== Exercise objective ==
Among the lines below, list those containing the string "мероприятия".

== Dataset excerpt ==
##############################
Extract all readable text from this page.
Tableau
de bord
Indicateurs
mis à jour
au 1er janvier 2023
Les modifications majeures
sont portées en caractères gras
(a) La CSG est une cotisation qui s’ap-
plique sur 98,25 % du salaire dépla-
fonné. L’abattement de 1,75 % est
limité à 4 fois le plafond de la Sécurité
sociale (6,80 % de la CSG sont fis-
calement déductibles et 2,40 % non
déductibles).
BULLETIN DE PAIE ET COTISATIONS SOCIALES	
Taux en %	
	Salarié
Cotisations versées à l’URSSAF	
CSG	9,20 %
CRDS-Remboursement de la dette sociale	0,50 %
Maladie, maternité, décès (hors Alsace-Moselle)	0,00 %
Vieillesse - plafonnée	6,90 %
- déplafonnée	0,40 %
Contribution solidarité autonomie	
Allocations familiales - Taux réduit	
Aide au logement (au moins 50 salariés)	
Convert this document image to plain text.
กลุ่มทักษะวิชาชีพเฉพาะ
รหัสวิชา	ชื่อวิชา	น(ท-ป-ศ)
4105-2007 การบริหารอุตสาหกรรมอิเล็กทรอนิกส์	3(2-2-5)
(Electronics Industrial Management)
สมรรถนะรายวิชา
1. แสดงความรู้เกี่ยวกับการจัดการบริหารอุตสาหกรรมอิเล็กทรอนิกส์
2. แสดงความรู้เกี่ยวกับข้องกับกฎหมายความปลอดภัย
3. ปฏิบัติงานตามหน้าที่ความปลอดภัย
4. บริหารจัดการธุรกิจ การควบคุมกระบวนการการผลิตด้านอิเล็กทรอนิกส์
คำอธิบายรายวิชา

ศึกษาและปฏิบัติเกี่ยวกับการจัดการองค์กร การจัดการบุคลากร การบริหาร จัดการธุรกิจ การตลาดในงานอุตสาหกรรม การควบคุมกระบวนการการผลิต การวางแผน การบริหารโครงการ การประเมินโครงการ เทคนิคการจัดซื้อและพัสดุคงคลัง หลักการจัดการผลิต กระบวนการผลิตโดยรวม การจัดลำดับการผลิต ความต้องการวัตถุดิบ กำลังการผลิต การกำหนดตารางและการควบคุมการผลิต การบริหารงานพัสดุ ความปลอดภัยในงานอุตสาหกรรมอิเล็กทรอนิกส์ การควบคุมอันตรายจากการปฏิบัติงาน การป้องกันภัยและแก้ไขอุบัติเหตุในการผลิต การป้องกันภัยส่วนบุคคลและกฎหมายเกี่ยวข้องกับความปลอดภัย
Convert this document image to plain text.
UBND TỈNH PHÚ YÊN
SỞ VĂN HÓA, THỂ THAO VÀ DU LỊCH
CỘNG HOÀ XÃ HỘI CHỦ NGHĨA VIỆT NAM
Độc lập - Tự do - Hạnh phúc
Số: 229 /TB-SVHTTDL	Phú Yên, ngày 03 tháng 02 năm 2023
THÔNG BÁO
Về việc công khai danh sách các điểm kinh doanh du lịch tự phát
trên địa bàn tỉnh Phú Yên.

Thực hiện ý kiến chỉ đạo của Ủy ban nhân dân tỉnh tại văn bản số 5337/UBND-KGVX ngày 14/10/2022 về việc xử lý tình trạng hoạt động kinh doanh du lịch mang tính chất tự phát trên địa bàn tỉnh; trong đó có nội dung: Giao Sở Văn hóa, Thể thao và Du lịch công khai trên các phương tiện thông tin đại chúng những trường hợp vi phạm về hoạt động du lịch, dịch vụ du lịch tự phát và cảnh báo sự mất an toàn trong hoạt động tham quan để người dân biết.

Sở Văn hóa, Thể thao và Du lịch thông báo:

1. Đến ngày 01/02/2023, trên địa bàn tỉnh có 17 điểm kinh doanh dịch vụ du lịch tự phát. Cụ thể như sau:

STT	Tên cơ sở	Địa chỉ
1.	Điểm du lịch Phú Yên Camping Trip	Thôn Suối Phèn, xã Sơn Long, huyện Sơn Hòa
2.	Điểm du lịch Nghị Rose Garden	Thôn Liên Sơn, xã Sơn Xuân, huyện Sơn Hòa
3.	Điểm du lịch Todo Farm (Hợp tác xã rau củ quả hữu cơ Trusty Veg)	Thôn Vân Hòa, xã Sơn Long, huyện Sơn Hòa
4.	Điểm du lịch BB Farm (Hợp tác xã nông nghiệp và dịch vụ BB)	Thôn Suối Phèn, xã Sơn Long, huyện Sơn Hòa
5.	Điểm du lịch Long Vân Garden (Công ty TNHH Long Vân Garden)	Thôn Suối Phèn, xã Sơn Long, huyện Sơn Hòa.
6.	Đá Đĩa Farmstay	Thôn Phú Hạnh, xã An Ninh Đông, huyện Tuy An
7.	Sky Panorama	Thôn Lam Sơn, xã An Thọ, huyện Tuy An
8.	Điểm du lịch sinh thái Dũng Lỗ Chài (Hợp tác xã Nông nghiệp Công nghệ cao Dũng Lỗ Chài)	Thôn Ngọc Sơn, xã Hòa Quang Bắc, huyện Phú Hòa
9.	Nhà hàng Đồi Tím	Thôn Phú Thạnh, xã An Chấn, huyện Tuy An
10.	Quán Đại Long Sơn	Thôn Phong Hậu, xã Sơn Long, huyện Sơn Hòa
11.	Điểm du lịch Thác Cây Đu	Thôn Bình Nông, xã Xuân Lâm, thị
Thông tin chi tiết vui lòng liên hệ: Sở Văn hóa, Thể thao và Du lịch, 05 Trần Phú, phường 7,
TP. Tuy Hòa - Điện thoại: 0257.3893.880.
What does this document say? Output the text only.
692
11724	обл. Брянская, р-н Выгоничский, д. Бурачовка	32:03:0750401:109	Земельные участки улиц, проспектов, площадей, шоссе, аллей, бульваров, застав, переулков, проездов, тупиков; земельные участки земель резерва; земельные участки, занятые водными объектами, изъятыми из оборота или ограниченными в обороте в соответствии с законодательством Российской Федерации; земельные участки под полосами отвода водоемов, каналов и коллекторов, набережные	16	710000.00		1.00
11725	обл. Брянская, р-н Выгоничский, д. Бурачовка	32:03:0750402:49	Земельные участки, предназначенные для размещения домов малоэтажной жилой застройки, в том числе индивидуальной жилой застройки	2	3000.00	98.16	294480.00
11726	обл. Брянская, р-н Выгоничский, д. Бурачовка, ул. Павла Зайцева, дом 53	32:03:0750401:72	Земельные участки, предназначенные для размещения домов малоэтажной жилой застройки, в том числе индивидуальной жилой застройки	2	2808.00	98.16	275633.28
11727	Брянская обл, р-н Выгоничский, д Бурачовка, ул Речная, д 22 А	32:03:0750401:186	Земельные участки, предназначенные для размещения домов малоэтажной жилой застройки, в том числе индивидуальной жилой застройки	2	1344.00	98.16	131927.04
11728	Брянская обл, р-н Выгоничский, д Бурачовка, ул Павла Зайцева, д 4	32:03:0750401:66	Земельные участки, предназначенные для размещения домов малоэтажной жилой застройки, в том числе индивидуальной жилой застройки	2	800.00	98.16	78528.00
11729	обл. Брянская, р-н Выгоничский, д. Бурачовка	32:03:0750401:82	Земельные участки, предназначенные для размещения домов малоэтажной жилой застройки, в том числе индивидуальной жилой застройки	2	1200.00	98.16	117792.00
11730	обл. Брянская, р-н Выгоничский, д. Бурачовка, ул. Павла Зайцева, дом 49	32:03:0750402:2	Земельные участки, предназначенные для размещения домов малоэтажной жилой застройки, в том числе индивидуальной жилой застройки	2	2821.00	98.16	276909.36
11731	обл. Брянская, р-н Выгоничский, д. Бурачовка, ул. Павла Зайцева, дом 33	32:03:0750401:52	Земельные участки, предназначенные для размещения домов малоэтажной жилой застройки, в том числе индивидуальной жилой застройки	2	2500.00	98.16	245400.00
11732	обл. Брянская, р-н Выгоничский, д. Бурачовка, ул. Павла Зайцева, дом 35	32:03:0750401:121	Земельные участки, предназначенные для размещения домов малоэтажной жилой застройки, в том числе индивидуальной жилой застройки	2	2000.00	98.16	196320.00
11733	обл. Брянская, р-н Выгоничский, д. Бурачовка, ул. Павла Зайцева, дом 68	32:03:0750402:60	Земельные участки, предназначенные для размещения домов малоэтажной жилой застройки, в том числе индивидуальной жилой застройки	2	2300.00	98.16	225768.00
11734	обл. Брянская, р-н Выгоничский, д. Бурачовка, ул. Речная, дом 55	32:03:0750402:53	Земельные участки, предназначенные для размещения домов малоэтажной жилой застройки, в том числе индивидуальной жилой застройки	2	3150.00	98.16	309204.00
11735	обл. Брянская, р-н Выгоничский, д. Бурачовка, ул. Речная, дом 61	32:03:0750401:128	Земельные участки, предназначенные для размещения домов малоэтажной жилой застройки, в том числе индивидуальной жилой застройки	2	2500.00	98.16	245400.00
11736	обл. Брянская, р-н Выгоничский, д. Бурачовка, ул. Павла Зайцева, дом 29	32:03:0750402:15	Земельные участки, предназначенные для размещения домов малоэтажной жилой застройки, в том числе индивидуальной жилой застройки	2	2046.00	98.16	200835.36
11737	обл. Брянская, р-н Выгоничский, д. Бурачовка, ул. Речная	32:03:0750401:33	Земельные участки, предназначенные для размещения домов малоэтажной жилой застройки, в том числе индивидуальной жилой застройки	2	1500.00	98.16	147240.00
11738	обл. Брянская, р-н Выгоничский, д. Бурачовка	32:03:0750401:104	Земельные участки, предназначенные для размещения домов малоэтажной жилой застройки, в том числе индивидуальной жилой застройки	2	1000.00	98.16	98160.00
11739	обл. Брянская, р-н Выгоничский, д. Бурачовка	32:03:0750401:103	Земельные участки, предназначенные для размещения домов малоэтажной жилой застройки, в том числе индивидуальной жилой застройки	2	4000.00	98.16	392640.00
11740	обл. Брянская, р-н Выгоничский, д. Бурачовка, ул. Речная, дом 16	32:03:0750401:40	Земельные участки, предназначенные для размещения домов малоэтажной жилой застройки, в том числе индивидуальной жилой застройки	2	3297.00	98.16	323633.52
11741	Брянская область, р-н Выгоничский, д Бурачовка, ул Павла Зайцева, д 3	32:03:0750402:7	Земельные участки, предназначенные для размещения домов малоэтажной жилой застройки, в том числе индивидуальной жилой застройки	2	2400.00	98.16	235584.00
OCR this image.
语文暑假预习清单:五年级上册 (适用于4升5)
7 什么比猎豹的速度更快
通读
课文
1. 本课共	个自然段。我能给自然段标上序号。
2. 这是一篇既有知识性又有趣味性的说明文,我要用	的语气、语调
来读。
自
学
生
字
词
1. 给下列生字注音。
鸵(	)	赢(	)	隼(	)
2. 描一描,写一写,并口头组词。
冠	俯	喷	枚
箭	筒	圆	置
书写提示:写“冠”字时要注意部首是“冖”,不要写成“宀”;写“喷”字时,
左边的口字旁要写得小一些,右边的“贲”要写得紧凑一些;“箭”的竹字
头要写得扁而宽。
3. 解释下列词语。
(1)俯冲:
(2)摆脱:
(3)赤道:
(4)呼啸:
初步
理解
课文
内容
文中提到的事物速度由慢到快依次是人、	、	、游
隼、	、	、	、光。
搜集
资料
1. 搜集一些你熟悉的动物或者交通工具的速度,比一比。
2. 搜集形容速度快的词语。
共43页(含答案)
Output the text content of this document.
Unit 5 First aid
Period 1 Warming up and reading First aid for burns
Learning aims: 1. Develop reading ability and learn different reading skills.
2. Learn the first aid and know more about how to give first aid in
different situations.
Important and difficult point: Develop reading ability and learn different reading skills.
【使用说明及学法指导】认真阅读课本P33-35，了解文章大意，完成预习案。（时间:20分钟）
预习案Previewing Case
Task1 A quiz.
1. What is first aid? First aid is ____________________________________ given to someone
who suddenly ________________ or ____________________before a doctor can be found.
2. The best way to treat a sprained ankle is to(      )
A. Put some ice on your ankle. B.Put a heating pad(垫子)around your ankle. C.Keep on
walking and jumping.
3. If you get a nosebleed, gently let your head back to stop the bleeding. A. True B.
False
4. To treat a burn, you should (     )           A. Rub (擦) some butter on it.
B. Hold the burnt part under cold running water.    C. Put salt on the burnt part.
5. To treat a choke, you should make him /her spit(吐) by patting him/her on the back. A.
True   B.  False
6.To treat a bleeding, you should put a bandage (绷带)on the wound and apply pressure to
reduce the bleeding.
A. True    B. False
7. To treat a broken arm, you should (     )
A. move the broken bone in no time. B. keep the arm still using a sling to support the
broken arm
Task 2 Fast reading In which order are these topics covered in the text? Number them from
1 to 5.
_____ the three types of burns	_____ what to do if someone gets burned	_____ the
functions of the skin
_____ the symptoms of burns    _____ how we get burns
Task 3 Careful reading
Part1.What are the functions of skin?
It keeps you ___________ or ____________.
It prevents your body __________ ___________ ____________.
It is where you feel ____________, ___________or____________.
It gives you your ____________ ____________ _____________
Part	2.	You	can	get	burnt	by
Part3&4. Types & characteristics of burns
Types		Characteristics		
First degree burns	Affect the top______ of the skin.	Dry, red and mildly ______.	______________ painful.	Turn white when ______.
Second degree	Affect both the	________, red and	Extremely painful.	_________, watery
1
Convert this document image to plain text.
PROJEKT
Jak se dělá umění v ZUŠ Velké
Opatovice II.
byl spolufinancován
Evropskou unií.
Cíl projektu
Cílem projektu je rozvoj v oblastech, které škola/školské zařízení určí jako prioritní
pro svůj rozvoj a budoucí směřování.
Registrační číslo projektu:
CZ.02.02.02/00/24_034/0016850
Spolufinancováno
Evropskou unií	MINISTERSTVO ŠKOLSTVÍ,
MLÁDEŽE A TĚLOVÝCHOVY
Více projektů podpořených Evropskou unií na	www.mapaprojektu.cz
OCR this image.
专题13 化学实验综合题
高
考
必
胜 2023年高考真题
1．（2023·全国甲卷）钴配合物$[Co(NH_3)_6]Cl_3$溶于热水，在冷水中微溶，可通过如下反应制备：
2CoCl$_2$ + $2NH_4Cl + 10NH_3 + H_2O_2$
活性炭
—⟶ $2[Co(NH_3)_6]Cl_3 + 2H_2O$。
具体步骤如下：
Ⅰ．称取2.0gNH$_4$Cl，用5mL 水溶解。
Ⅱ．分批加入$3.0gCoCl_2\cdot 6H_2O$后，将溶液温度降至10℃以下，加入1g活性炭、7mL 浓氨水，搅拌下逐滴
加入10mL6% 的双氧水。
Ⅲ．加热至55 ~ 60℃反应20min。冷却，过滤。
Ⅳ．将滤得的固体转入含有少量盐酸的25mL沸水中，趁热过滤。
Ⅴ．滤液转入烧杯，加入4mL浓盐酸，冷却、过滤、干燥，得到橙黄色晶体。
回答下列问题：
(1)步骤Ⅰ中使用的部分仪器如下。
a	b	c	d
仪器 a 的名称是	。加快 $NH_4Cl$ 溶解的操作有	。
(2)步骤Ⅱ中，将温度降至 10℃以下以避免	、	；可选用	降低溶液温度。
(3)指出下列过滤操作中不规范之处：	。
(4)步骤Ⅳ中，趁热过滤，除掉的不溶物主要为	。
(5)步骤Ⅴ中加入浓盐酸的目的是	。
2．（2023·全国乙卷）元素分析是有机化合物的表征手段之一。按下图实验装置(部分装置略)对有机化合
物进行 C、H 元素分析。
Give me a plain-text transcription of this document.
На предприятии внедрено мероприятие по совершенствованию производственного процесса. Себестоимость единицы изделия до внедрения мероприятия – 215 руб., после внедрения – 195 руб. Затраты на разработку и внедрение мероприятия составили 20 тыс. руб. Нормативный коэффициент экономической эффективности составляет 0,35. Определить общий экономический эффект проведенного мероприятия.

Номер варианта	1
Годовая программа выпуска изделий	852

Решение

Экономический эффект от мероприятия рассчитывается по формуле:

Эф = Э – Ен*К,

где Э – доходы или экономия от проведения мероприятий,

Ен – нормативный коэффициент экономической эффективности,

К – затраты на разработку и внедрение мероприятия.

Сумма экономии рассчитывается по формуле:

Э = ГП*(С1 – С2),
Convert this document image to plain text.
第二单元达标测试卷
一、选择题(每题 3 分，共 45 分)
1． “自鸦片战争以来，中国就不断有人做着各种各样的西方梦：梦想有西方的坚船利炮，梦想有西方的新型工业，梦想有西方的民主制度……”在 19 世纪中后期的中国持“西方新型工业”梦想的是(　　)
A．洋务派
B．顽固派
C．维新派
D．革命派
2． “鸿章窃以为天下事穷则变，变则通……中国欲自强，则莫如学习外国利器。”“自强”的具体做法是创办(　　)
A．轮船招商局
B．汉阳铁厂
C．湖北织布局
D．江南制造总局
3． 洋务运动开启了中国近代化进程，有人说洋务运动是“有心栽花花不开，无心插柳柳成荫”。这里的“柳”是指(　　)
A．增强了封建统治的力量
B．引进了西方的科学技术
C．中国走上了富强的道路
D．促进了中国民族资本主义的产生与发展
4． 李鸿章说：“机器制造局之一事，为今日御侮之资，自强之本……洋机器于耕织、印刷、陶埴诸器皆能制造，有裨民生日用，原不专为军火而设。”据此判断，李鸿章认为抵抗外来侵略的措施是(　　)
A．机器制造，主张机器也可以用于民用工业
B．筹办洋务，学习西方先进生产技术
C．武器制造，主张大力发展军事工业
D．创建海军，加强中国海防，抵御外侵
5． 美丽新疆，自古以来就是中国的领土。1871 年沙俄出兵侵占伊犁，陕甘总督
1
##############################
== Task result ==
На предприятии внедрено мероприятие по совершенствованию производственного процесса. Себестоимость единицы изделия до внедрения мероприятия – 215 руб., после внедрения – 195 руб. Затраты на разработку и внедрение мероприятия составили 20 тыс. руб. Нормативный коэффициент экономической эффективности составляет 0,35. Определить общий экономический эффект проведенного мероприятия.
Экономический эффект от мероприятия рассчитывается по формуле:
К – затраты на разработку и внедрение мероприятия.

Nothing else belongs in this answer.